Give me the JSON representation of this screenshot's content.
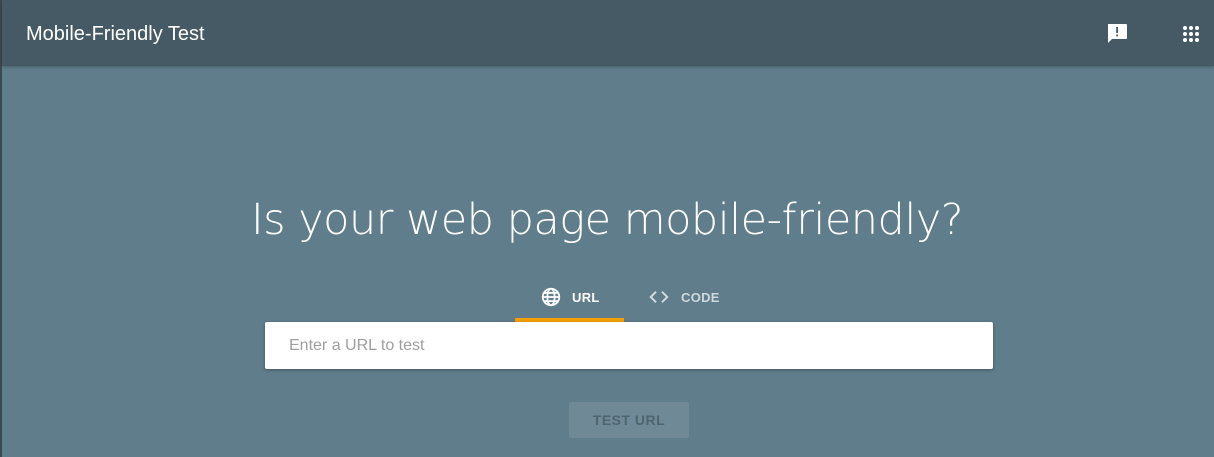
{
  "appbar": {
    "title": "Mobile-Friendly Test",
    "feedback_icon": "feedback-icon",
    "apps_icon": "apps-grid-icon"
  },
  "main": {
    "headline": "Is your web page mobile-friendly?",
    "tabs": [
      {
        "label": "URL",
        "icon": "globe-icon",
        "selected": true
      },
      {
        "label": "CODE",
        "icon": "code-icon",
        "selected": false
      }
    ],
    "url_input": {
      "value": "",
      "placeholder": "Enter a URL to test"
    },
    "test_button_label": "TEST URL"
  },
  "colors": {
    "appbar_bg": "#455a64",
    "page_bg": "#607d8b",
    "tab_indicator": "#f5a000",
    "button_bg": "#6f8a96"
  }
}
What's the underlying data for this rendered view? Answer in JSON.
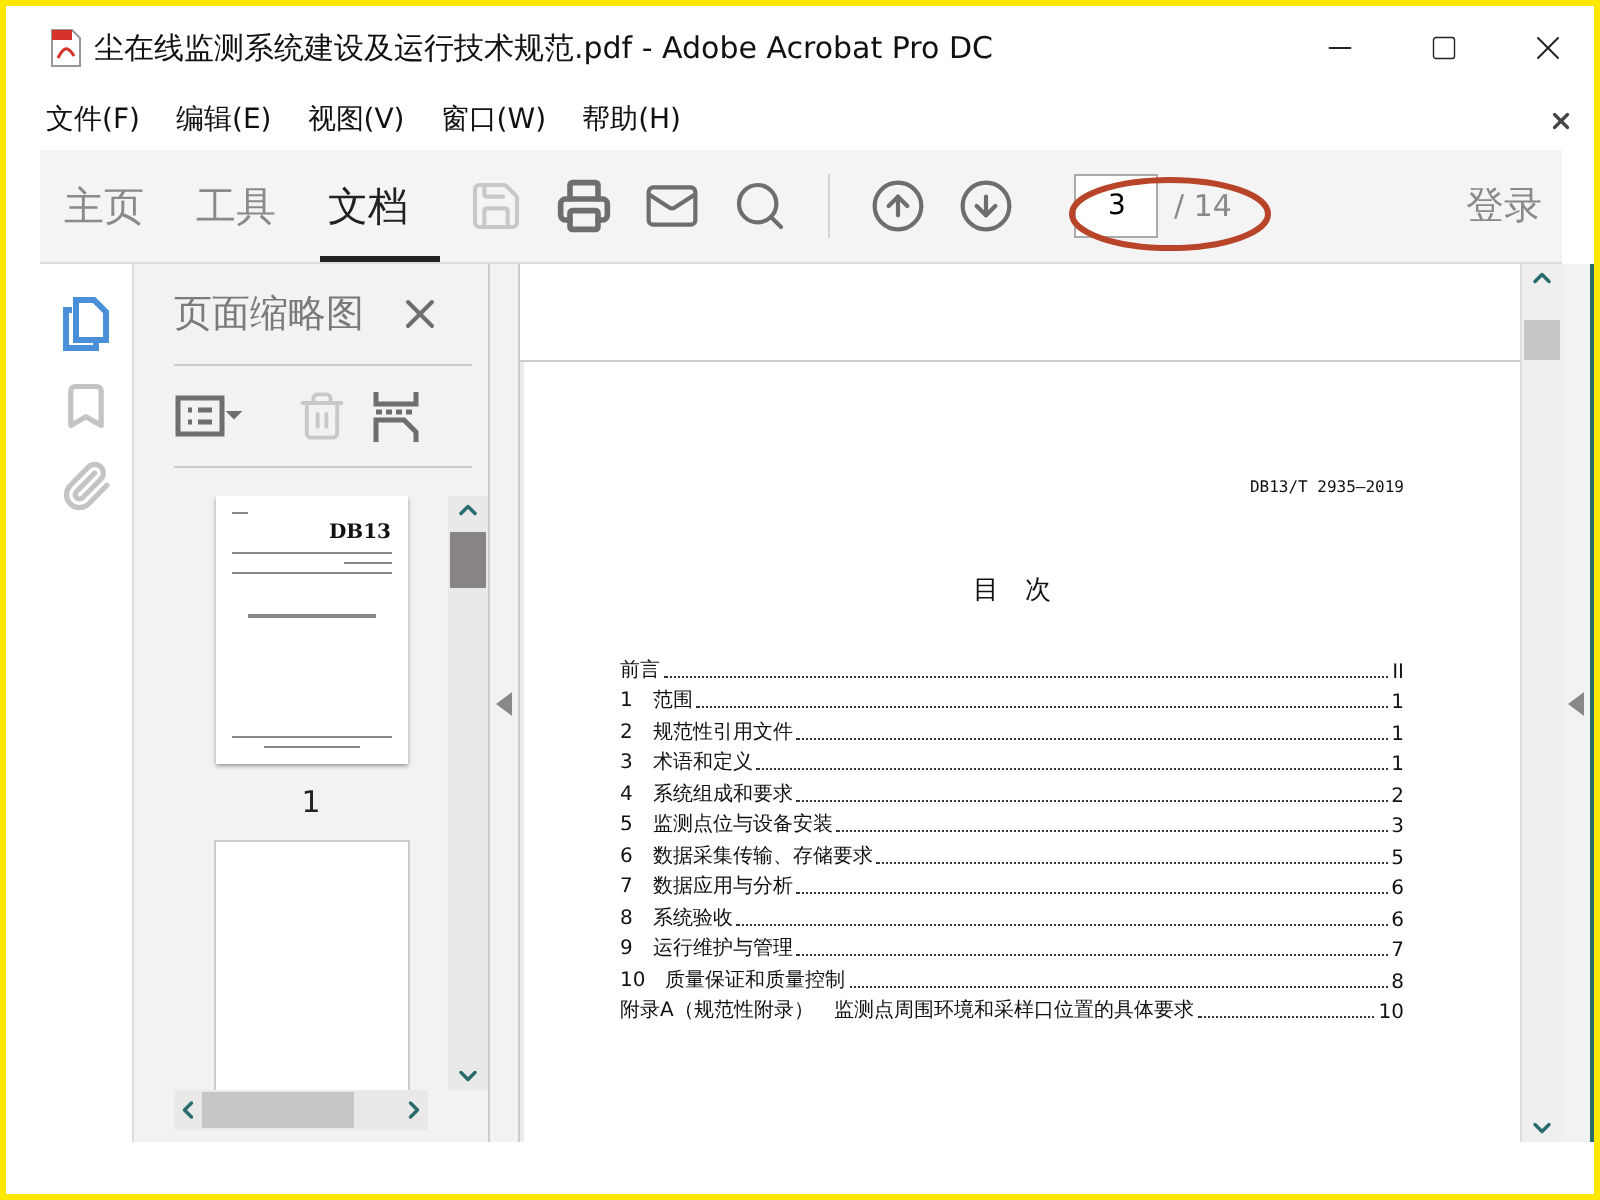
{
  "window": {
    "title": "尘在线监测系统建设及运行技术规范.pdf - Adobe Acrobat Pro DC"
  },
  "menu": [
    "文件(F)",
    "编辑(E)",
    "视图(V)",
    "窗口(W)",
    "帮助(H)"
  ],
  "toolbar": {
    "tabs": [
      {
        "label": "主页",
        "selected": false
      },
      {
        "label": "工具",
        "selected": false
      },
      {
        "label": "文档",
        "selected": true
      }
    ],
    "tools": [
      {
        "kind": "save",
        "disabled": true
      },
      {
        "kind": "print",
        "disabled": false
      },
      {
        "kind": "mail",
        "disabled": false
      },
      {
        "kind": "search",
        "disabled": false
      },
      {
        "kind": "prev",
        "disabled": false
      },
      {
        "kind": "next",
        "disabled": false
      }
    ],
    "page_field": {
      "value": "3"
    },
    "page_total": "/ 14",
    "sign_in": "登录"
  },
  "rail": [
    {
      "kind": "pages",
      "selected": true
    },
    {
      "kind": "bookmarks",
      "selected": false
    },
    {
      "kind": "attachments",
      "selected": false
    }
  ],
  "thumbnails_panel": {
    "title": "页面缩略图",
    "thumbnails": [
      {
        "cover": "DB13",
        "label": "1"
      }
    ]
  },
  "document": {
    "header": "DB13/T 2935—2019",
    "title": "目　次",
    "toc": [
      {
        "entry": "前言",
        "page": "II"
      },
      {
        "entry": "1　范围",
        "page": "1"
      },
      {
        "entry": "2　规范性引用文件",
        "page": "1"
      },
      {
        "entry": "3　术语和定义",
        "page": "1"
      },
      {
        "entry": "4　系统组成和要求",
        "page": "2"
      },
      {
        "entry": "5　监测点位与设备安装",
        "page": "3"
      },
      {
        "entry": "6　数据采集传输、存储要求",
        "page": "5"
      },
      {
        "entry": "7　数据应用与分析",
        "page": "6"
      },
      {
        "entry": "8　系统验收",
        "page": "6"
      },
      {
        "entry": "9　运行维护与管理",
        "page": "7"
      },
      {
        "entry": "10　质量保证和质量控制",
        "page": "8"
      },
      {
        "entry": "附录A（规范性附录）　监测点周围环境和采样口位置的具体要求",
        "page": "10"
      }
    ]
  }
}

- [What to do]: Scan the material above for the string "icon" and return the lines that hold it.

- [Answer for the task]:
    "feedback_icon": "feedback-icon",
    "apps_icon": "apps-grid-icon"
        "icon": "globe-icon",
        "icon": "code-icon",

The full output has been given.